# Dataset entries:
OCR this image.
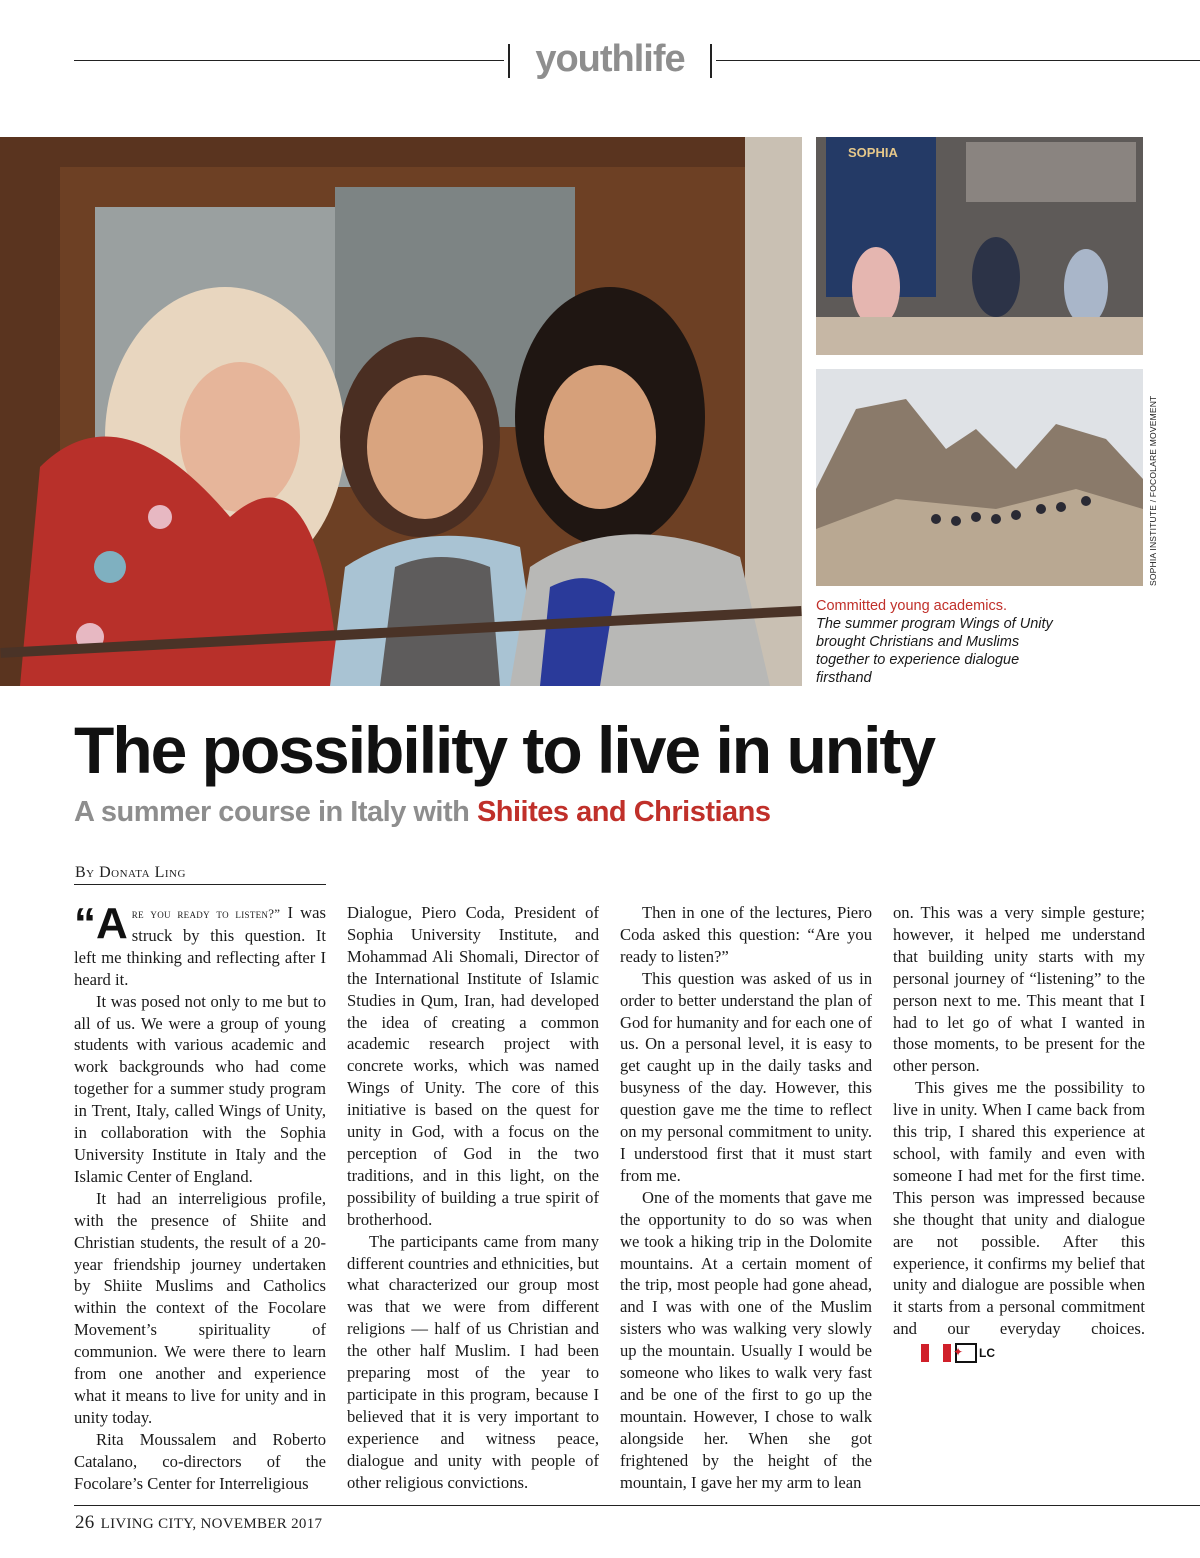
youthlife
SOPHIA
SOPHIA INSTITUTE / FOCOLARE MOVEMENT
Committed young academics.
The summer program Wings of Unity brought Christians and Muslims together to experience dialogue firsthand
The possibility to live in unity
A summer course in Italy with Shiites and Christians
By Donata Ling

“Are you ready to listen?” I was struck by this question. It left me thinking and reflecting after I heard it.

It was posed not only to me but to all of us. We were a group of young students with various academic and work backgrounds who had come together for a summer study program in Trent, Italy, called Wings of Unity, in collaboration with the Sophia University Institute in Italy and the Islamic Center of England.

It had an interreligious profile, with the presence of Shiite and Christian students, the result of a 20-year friendship journey undertaken by Shiite Muslims and Catholics within the context of the Focolare Movement’s spirituality of communion. We were there to learn from one another and experience what it means to live for unity and in unity today.

Rita Moussalem and Roberto Catalano, co-directors of the Focolare’s Center for Interreligious

Dialogue, Piero Coda, President of Sophia University Institute, and Mohammad Ali Shomali, Director of the International Institute of Islamic Studies in Qum, Iran, had developed the idea of creating a common academic research project with concrete works, which was named Wings of Unity. The core of this initiative is based on the quest for unity in God, with a focus on the perception of God in the two traditions, and in this light, on the possibility of building a true spirit of brotherhood.

The participants came from many different countries and ethnicities, but what characterized our group most was that we were from different religions — half of us Christian and the other half Muslim. I had been preparing most of the year to participate in this program, because I believed that it is very important to experience and witness peace, dialogue and unity with people of other religious convictions.

Then in one of the lectures, Piero Coda asked this question: “Are you ready to listen?”

This question was asked of us in order to better understand the plan of God for humanity and for each one of us. On a personal level, it is easy to get caught up in the daily tasks and busyness of the day. However, this question gave me the time to reflect on my personal commitment to unity. I understood first that it must start from me.

One of the moments that gave me the opportunity to do so was when we took a hiking trip in the Dolomite mountains. At a certain moment of the trip, most people had gone ahead, and I was with one of the Muslim sisters who was walking very slowly up the mountain. Usually I would be someone who likes to walk very fast and be one of the first to go up the mountain. However, I chose to walk alongside her. When she got frightened by the height of the mountain, I gave her my arm to lean

on. This was a very simple gesture; however, it helped me understand that building unity starts with my personal journey of “listening” to the person next to me. This meant that I had to let go of what I wanted in those moments, to be present for the other person.

This gives me the possibility to live in unity. When I came back from this trip, I shared this experience at school, with family and even with someone I had met for the first time. This person was impressed because she thought that unity and dialogue are not possible. After this experience, it confirms my belief that unity and dialogue are possible when it starts from a personal commitment and our everyday choices.
✦ LC

26 LIVING CITY, NOVEMBER 2017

# Short exercise:
Transcribe all of the records above character for character. Exclude the pictures.

# Expected answer:
OCR this image.
youthlife
SOPHIA
SOPHIA INSTITUTE / FOCOLARE MOVEMENT
Committed young academics.
The summer program Wings of Unity brought Christians and Muslims together to experience dialogue firsthand
The possibility to live in unity
A summer course in Italy with Shiites and Christians
By Donata Ling

“Are you ready to listen?” I was struck by this question. It left me thinking and reflecting after I heard it.

It was posed not only to me but to all of us. We were a group of young students with various academic and work backgrounds who had come together for a summer study program in Trent, Italy, called Wings of Unity, in collaboration with the Sophia University Institute in Italy and the Islamic Center of England.

It had an interreligious profile, with the presence of Shiite and Christian students, the result of a 20-year friendship journey undertaken by Shiite Muslims and Catholics within the context of the Focolare Movement’s spirituality of communion. We were there to learn from one another and experience what it means to live for unity and in unity today.

Rita Moussalem and Roberto Catalano, co-directors of the Focolare’s Center for Interreligious

Dialogue, Piero Coda, President of Sophia University Institute, and Mohammad Ali Shomali, Director of the International Institute of Islamic Studies in Qum, Iran, had developed the idea of creating a common academic research project with concrete works, which was named Wings of Unity. The core of this initiative is based on the quest for unity in God, with a focus on the perception of God in the two traditions, and in this light, on the possibility of building a true spirit of brotherhood.

The participants came from many different countries and ethnicities, but what characterized our group most was that we were from different religions — half of us Christian and the other half Muslim. I had been preparing most of the year to participate in this program, because I believed that it is very important to experience and witness peace, dialogue and unity with people of other religious convictions.

Then in one of the lectures, Piero Coda asked this question: “Are you ready to listen?”

This question was asked of us in order to better understand the plan of God for humanity and for each one of us. On a personal level, it is easy to get caught up in the daily tasks and busyness of the day. However, this question gave me the time to reflect on my personal commitment to unity. I understood first that it must start from me.

One of the moments that gave me the opportunity to do so was when we took a hiking trip in the Dolomite mountains. At a certain moment of the trip, most people had gone ahead, and I was with one of the Muslim sisters who was walking very slowly up the mountain. Usually I would be someone who likes to walk very fast and be one of the first to go up the mountain. However, I chose to walk alongside her. When she got frightened by the height of the mountain, I gave her my arm to lean

on. This was a very simple gesture; however, it helped me understand that building unity starts with my personal journey of “listening” to the person next to me. This meant that I had to let go of what I wanted in those moments, to be present for the other person.

This gives me the possibility to live in unity. When I came back from this trip, I shared this experience at school, with family and even with someone I had met for the first time. This person was impressed because she thought that unity and dialogue are not possible. After this experience, it confirms my belief that unity and dialogue are possible when it starts from a personal commitment and our everyday choices.
✦ LC

26 LIVING CITY, NOVEMBER 2017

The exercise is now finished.